• Work to do
All lines in the data bearing the string "JSON" should be identified and copied.
***** Raw records *****
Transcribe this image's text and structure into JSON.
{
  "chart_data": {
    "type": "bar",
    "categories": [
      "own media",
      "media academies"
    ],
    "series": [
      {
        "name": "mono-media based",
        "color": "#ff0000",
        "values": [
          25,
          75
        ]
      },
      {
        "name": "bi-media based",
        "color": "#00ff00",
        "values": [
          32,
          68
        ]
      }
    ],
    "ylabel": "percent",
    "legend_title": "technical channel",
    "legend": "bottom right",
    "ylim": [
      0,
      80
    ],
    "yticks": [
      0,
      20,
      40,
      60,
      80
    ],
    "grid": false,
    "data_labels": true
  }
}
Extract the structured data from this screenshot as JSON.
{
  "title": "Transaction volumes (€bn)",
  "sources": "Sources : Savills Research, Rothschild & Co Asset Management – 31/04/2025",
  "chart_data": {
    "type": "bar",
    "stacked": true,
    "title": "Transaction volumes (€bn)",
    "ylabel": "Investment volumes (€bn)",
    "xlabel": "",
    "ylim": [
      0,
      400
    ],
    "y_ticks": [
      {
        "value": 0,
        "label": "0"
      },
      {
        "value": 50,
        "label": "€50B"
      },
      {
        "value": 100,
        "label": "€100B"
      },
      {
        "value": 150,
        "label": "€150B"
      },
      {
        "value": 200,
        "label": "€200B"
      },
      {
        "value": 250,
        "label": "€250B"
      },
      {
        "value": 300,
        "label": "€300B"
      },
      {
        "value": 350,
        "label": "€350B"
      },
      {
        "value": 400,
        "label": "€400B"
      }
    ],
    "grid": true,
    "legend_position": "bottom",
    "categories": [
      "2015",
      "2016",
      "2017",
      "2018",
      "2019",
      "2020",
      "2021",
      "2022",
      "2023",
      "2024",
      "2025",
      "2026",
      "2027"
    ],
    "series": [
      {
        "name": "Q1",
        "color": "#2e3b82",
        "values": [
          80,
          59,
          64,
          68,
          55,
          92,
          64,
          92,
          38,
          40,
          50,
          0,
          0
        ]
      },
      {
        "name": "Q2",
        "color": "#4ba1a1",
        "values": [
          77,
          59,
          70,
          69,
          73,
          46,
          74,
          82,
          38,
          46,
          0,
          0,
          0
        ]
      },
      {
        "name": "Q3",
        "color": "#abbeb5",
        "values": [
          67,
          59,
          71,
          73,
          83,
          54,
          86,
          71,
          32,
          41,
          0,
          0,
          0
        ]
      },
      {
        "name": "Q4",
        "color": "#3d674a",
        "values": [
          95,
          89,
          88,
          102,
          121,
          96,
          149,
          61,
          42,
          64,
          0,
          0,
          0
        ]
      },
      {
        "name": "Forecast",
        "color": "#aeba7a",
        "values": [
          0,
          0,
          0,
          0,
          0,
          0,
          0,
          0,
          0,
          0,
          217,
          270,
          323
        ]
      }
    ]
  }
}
*****
• Result of the task
Transcribe this image's text and structure into JSON.
Extract the structured data from this screenshot as JSON.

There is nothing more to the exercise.